Stated problem: What follows is a block of records; restate each one word for word.

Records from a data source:
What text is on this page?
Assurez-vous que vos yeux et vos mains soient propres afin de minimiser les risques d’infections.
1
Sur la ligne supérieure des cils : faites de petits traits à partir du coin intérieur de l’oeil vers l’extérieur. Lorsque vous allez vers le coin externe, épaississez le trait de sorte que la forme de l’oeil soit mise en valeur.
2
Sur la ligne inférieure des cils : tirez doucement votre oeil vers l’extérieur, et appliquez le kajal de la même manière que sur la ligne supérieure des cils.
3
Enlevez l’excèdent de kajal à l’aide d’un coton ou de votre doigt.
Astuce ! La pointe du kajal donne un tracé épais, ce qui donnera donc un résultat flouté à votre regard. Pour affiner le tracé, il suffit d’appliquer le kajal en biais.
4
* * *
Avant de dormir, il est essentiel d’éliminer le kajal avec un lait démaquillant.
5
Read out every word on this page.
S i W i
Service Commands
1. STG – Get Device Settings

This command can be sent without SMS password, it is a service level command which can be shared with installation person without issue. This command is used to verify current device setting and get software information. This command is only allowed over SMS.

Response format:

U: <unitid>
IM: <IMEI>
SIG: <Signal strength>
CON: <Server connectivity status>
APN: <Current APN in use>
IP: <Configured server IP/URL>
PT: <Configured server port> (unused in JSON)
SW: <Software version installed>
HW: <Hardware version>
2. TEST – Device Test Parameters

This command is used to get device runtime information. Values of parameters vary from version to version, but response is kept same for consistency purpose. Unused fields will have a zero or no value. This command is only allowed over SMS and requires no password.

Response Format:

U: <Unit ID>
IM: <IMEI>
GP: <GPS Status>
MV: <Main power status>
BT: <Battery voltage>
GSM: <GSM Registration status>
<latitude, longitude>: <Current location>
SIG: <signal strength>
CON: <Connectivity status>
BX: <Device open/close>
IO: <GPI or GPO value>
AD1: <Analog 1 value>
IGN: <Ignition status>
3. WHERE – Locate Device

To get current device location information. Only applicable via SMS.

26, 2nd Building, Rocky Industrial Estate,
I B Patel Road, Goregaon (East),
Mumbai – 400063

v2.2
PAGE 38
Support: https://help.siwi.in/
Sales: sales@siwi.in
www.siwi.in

Result of the exercise:
What text is on this page?
Assurez-vous que vos yeux et vos mains soient propres afin de minimiser les risques d’infections.
1
Sur la ligne supérieure des cils : faites de petits traits à partir du coin intérieur de l’oeil vers l’extérieur. Lorsque vous allez vers le coin externe, épaississez le trait de sorte que la forme de l’oeil soit mise en valeur.
2
Sur la ligne inférieure des cils : tirez doucement votre oeil vers l’extérieur, et appliquez le kajal de la même manière que sur la ligne supérieure des cils.
3
Enlevez l’excèdent de kajal à l’aide d’un coton ou de votre doigt.
Astuce ! La pointe du kajal donne un tracé épais, ce qui donnera donc un résultat flouté à votre regard. Pour affiner le tracé, il suffit d’appliquer le kajal en biais.
4
* * *
Avant de dormir, il est essentiel d’éliminer le kajal avec un lait démaquillant.
5
Read out every word on this page.
S i W i
Service Commands
1. STG – Get Device Settings

This command can be sent without SMS password, it is a service level command which can be shared with installation person without issue. This command is used to verify current device setting and get software information. This command is only allowed over SMS.

Response format:

U: <unitid>
IM: <IMEI>
SIG: <Signal strength>
CON: <Server connectivity status>
APN: <Current APN in use>
IP: <Configured server IP/URL>
PT: <Configured server port> (unused in JSON)
SW: <Software version installed>
HW: <Hardware version>
2. TEST – Device Test Parameters

This command is used to get device runtime information. Values of parameters vary from version to version, but response is kept same for consistency purpose. Unused fields will have a zero or no value. This command is only allowed over SMS and requires no password.

Response Format:

U: <Unit ID>
IM: <IMEI>
GP: <GPS Status>
MV: <Main power status>
BT: <Battery voltage>
GSM: <GSM Registration status>
<latitude, longitude>: <Current location>
SIG: <signal strength>
CON: <Connectivity status>
BX: <Device open/close>
IO: <GPI or GPO value>
AD1: <Analog 1 value>
IGN: <Ignition status>
3. WHERE – Locate Device

To get current device location information. Only applicable via SMS.

26, 2nd Building, Rocky Industrial Estate,
I B Patel Road, Goregaon (East),
Mumbai – 400063

v2.2
PAGE 38
Support: https://help.siwi.in/
Sales: sales@siwi.in
www.siwi.in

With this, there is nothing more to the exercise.